Please write out every line of the records below word for word, keeping each line as it appears.

....

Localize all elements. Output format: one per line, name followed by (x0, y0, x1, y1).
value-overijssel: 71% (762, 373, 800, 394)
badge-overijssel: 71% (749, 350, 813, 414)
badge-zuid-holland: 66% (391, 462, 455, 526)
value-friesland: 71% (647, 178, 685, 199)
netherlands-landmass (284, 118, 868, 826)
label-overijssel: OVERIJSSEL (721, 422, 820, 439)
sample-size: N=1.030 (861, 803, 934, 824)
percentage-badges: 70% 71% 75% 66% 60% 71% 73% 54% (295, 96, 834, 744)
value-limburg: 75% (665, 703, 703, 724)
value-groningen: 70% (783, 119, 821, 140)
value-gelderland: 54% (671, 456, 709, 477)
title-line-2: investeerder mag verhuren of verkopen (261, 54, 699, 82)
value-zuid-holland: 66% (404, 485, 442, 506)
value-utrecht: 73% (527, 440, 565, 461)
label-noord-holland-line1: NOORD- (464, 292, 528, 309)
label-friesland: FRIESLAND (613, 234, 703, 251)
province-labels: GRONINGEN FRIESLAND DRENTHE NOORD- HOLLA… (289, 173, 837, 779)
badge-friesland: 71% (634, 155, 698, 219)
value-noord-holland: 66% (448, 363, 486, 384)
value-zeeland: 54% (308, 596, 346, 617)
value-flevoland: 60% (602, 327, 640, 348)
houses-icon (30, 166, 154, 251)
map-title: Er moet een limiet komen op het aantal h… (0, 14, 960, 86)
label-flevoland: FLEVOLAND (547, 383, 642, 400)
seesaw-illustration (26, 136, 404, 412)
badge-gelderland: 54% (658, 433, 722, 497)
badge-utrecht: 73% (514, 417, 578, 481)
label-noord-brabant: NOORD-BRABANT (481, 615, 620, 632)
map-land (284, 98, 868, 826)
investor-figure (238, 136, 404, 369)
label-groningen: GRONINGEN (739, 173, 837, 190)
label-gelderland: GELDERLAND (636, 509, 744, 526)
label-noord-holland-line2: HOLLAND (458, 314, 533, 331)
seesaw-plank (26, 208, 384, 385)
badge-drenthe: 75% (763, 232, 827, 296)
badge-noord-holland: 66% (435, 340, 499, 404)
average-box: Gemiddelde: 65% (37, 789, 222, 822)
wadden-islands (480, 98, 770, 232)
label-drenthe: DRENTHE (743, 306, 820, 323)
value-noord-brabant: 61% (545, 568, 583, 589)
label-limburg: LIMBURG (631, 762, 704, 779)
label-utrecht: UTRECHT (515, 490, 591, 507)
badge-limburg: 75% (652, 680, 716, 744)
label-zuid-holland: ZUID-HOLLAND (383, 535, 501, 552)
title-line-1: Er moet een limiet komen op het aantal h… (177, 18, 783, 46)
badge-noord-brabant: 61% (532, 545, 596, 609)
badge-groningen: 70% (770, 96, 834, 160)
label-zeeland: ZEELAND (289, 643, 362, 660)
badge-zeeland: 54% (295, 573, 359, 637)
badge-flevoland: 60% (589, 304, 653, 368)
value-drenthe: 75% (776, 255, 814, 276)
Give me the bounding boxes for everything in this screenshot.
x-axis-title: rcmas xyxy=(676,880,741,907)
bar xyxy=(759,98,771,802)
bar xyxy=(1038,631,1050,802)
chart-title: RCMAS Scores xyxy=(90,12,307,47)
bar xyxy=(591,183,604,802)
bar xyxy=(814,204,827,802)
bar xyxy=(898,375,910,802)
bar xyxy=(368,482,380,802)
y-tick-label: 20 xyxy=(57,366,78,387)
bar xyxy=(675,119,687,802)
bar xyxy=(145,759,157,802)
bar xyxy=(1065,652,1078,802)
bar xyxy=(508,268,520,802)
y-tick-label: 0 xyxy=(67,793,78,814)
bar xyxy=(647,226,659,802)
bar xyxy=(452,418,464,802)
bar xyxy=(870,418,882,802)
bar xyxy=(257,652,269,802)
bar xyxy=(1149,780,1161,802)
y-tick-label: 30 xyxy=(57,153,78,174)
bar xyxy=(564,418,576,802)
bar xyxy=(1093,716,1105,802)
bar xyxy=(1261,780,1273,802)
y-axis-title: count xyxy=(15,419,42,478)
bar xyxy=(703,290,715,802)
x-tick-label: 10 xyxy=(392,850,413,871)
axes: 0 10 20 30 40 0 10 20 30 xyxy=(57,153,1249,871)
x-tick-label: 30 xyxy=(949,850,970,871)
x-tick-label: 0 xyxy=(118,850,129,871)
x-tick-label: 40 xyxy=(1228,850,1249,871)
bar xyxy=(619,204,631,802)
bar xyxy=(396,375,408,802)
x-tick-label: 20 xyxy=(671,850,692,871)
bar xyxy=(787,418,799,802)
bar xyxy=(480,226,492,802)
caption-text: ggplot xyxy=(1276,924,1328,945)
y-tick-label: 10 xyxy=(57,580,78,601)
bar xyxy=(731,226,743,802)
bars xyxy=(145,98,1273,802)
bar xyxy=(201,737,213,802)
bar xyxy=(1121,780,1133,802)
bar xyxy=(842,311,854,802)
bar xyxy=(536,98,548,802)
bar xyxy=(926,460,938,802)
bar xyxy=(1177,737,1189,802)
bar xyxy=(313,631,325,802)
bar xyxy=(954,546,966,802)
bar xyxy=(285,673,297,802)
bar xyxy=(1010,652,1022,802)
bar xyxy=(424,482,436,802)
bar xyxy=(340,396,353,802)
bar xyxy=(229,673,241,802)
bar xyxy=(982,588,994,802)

....

## Written solution
Localize all elements. Output format: one per line, name followed by (x0, y0, x1, y1).
value-overijssel: 71% (762, 373, 800, 394)
badge-overijssel: 71% (749, 350, 813, 414)
badge-zuid-holland: 66% (391, 462, 455, 526)
value-friesland: 71% (647, 178, 685, 199)
netherlands-landmass (284, 118, 868, 826)
label-overijssel: OVERIJSSEL (721, 422, 820, 439)
sample-size: N=1.030 (861, 803, 934, 824)
percentage-badges: 70% 71% 75% 66% 60% 71% 73% 54% (295, 96, 834, 744)
value-limburg: 75% (665, 703, 703, 724)
value-groningen: 70% (783, 119, 821, 140)
value-gelderland: 54% (671, 456, 709, 477)
title-line-2: investeerder mag verhuren of verkopen (261, 54, 699, 82)
value-zuid-holland: 66% (404, 485, 442, 506)
value-utrecht: 73% (527, 440, 565, 461)
label-noord-holland-line1: NOORD- (464, 292, 528, 309)
label-friesland: FRIESLAND (613, 234, 703, 251)
province-labels: GRONINGEN FRIESLAND DRENTHE NOORD- HOLLA… (289, 173, 837, 779)
badge-friesland: 71% (634, 155, 698, 219)
value-noord-holland: 66% (448, 363, 486, 384)
value-zeeland: 54% (308, 596, 346, 617)
value-flevoland: 60% (602, 327, 640, 348)
houses-icon (30, 166, 154, 251)
map-title: Er moet een limiet komen op het aantal h… (0, 14, 960, 86)
label-flevoland: FLEVOLAND (547, 383, 642, 400)
seesaw-illustration (26, 136, 404, 412)
badge-gelderland: 54% (658, 433, 722, 497)
badge-utrecht: 73% (514, 417, 578, 481)
label-noord-brabant: NOORD-BRABANT (481, 615, 620, 632)
map-land (284, 98, 868, 826)
investor-figure (238, 136, 404, 369)
label-groningen: GRONINGEN (739, 173, 837, 190)
label-gelderland: GELDERLAND (636, 509, 744, 526)
label-noord-holland-line2: HOLLAND (458, 314, 533, 331)
seesaw-plank (26, 208, 384, 385)
badge-drenthe: 75% (763, 232, 827, 296)
badge-noord-holland: 66% (435, 340, 499, 404)
average-box: Gemiddelde: 65% (37, 789, 222, 822)
wadden-islands (480, 98, 770, 232)
label-drenthe: DRENTHE (743, 306, 820, 323)
value-noord-brabant: 61% (545, 568, 583, 589)
label-limburg: LIMBURG (631, 762, 704, 779)
label-utrecht: UTRECHT (515, 490, 591, 507)
badge-limburg: 75% (652, 680, 716, 744)
label-zuid-holland: ZUID-HOLLAND (383, 535, 501, 552)
title-line-1: Er moet een limiet komen op het aantal h… (177, 18, 783, 46)
badge-noord-brabant: 61% (532, 545, 596, 609)
badge-groningen: 70% (770, 96, 834, 160)
label-zeeland: ZEELAND (289, 643, 362, 660)
badge-zeeland: 54% (295, 573, 359, 637)
badge-flevoland: 60% (589, 304, 653, 368)
value-drenthe: 75% (776, 255, 814, 276)
Give me the bounding boxes for everything in this screenshot.
x-axis-title: rcmas xyxy=(676,880,741,907)
bar xyxy=(759,98,771,802)
bar xyxy=(1038,631,1050,802)
chart-title: RCMAS Scores xyxy=(90,12,307,47)
bar xyxy=(591,183,604,802)
bar xyxy=(814,204,827,802)
bar xyxy=(898,375,910,802)
bar xyxy=(368,482,380,802)
y-tick-label: 20 xyxy=(57,366,78,387)
bar xyxy=(675,119,687,802)
bar xyxy=(145,759,157,802)
bar xyxy=(1065,652,1078,802)
bar xyxy=(508,268,520,802)
y-tick-label: 0 xyxy=(67,793,78,814)
bar xyxy=(647,226,659,802)
bar xyxy=(452,418,464,802)
bar xyxy=(870,418,882,802)
bar xyxy=(257,652,269,802)
bar xyxy=(1149,780,1161,802)
y-tick-label: 30 xyxy=(57,153,78,174)
bar xyxy=(564,418,576,802)
bar xyxy=(1093,716,1105,802)
bar xyxy=(1261,780,1273,802)
y-axis-title: count xyxy=(15,419,42,478)
bar xyxy=(703,290,715,802)
x-tick-label: 10 xyxy=(392,850,413,871)
axes: 0 10 20 30 40 0 10 20 30 xyxy=(57,153,1249,871)
x-tick-label: 30 xyxy=(949,850,970,871)
x-tick-label: 0 xyxy=(118,850,129,871)
x-tick-label: 40 xyxy=(1228,850,1249,871)
bar xyxy=(619,204,631,802)
bar xyxy=(396,375,408,802)
x-tick-label: 20 xyxy=(671,850,692,871)
bar xyxy=(787,418,799,802)
bar xyxy=(480,226,492,802)
caption-text: ggplot xyxy=(1276,924,1328,945)
y-tick-label: 10 xyxy=(57,580,78,601)
bar xyxy=(731,226,743,802)
bars xyxy=(145,98,1273,802)
bar xyxy=(201,737,213,802)
bar xyxy=(1121,780,1133,802)
bar xyxy=(842,311,854,802)
bar xyxy=(536,98,548,802)
bar xyxy=(926,460,938,802)
bar xyxy=(1177,737,1189,802)
bar xyxy=(313,631,325,802)
bar xyxy=(954,546,966,802)
bar xyxy=(285,673,297,802)
bar xyxy=(1010,652,1022,802)
bar xyxy=(424,482,436,802)
bar xyxy=(340,396,353,802)
bar xyxy=(229,673,241,802)
bar xyxy=(982,588,994,802)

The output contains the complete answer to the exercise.